Your task –
Using the listing below, select the lines with the word "olevat" and copy them.

^^^^^^^^

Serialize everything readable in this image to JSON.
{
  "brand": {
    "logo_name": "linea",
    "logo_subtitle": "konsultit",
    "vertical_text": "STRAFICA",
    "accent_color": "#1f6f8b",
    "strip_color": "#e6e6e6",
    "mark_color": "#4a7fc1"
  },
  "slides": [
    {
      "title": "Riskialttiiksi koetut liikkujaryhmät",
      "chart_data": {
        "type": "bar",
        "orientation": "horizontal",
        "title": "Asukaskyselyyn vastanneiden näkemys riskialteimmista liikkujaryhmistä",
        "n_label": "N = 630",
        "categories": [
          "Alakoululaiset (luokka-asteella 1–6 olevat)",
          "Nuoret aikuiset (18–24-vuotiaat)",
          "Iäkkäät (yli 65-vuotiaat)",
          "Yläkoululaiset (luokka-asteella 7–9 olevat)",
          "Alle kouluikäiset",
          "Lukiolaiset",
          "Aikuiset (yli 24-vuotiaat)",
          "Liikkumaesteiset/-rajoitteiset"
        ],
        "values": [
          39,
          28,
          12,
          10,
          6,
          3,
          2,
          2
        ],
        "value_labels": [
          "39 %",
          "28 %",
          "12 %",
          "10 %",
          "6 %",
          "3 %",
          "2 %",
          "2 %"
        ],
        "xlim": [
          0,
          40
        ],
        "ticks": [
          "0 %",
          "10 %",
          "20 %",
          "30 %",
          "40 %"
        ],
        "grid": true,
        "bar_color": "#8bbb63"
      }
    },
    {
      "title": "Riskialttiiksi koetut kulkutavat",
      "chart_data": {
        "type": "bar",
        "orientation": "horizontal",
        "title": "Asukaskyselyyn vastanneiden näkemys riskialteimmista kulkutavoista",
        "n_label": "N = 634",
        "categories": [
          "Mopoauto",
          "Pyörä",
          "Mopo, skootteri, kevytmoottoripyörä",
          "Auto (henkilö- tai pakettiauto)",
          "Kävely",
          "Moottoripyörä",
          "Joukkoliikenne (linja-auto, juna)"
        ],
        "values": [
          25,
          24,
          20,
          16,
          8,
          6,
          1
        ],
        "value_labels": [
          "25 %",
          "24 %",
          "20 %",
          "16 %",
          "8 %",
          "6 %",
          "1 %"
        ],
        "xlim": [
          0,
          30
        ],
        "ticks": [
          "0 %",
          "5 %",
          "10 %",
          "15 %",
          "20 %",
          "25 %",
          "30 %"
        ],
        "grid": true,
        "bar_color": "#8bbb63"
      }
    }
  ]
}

^^^^^^^^

Task output –
          "Alakoululaiset (luokka-asteella 1–6 olevat)",
          "Yläkoululaiset (luokka-asteella 7–9 olevat)",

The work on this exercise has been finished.